-- Start Document section --

An aside on One Particular Bit of Bracken-Genius

One thing that Peg Bracken recommends, in The I Hate to Housekeep Book, is a tiny little thing in her A-to-Z for the new bride but it’s a concept about which an entire book could be written, or at least an essay of a few hundred words. The piece of advice is this: When buying groceries, you slip one “luxury item” into the shopping cart along with your more run of the mill items. If you add one small splurge to each cart of groceries you buy, eventually your pantry will wind up with several nice little things that you can use to jazz up your otherwise-boring, regular meals.

-- End Document section --

Actions to take:
A: Reproduce the Peg Bracken aside word for word, in full.
B: Put the rows from the start of the listings through the line containing "legend-label: 50km/h: [120, 82, 174, 98]" into a JSON list of strings, one string per line and with blank lines omitted.

-- Start Data extract --

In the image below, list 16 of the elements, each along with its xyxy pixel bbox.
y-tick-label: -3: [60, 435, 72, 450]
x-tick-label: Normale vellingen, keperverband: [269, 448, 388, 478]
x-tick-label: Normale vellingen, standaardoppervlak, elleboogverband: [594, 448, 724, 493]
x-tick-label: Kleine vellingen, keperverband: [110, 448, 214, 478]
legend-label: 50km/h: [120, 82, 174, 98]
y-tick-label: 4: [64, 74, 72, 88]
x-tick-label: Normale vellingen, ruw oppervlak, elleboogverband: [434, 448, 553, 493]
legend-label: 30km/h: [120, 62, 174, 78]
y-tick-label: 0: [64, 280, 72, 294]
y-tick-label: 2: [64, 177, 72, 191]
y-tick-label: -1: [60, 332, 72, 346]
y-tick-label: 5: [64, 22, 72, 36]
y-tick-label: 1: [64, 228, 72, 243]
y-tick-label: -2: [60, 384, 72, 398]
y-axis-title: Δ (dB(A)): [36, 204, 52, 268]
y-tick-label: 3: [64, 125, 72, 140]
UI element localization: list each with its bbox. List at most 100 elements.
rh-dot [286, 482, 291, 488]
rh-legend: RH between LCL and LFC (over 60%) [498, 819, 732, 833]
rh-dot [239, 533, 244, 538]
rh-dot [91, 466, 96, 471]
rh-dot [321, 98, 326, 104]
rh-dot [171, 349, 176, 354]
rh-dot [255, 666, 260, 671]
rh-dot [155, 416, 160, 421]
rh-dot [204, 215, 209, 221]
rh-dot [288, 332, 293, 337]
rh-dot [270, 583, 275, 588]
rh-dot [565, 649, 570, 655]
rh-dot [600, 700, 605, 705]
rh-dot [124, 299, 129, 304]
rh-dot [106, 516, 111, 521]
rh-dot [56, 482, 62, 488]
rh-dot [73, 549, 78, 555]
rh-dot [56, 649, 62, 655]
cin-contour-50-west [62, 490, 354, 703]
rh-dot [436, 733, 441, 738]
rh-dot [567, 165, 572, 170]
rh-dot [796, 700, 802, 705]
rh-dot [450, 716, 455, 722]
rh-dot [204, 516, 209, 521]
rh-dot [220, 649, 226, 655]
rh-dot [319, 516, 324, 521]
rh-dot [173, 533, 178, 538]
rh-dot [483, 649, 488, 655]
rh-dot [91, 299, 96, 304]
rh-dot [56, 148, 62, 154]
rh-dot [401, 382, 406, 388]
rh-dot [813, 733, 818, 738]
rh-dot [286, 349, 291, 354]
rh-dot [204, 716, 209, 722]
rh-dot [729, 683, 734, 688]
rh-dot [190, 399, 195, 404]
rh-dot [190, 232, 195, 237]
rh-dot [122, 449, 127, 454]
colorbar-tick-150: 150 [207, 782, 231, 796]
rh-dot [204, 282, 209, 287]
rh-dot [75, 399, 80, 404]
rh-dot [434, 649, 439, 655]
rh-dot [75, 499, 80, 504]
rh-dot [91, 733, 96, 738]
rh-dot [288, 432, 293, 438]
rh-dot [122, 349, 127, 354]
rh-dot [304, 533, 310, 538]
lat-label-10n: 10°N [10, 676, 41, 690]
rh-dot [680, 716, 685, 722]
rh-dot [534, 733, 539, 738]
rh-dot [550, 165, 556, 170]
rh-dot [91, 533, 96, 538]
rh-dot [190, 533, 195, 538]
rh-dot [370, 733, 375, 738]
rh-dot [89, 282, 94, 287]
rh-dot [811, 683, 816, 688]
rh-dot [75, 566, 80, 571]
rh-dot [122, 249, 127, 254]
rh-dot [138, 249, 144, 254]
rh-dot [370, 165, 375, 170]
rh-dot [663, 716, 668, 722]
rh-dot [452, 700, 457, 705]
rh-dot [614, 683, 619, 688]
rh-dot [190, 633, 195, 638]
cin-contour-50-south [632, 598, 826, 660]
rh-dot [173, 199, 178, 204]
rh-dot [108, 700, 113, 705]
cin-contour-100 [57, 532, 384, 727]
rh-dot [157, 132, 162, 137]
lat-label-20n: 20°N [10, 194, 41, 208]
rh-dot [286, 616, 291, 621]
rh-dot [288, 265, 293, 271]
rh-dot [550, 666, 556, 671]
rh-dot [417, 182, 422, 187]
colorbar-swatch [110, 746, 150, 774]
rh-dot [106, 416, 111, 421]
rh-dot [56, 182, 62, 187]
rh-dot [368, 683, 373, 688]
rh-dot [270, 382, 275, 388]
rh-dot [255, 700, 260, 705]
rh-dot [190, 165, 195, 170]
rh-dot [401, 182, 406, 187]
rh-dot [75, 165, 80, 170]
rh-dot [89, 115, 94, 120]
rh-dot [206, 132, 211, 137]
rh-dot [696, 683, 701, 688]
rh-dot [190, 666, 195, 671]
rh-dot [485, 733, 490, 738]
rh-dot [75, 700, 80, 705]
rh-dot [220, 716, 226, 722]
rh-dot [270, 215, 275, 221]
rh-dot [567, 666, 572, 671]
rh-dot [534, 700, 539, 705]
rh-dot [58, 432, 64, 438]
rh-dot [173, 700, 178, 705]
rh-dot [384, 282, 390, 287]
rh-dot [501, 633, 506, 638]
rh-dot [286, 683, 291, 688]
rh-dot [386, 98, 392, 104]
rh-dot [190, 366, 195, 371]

-- End Data extract --

Per-task outputs:
A:
An aside on One Particular Bit of Bracken-Genius

One thing that Peg Bracken recommends, in The I Hate to Housekeep Book, is a tiny little thing in her A-to-Z for the new bride but it’s a concept about which an entire book could be written, or at least an essay of a few hundred words. The piece of advice is this: When buying groceries, you slip one “luxury item” into the shopping cart along with your more run of the mill items. If you add one small splurge to each cart of groceries you buy, eventually your pantry will wind up with several nice little things that you can use to jazz up your otherwise-boring, regular meals.

B:
[
  "In the image below, list 16 of the elements, each along with its xyxy pixel bbox.",
  "y-tick-label: -3: [60, 435, 72, 450]",
  "x-tick-label: Normale vellingen, keperverband: [269, 448, 388, 478]",
  "x-tick-label: Normale vellingen, standaardoppervlak, elleboogverband: [594, 448, 724, 493]",
  "x-tick-label: Kleine vellingen, keperverband: [110, 448, 214, 478]",
  "legend-label: 50km/h: [120, 82, 174, 98]"
]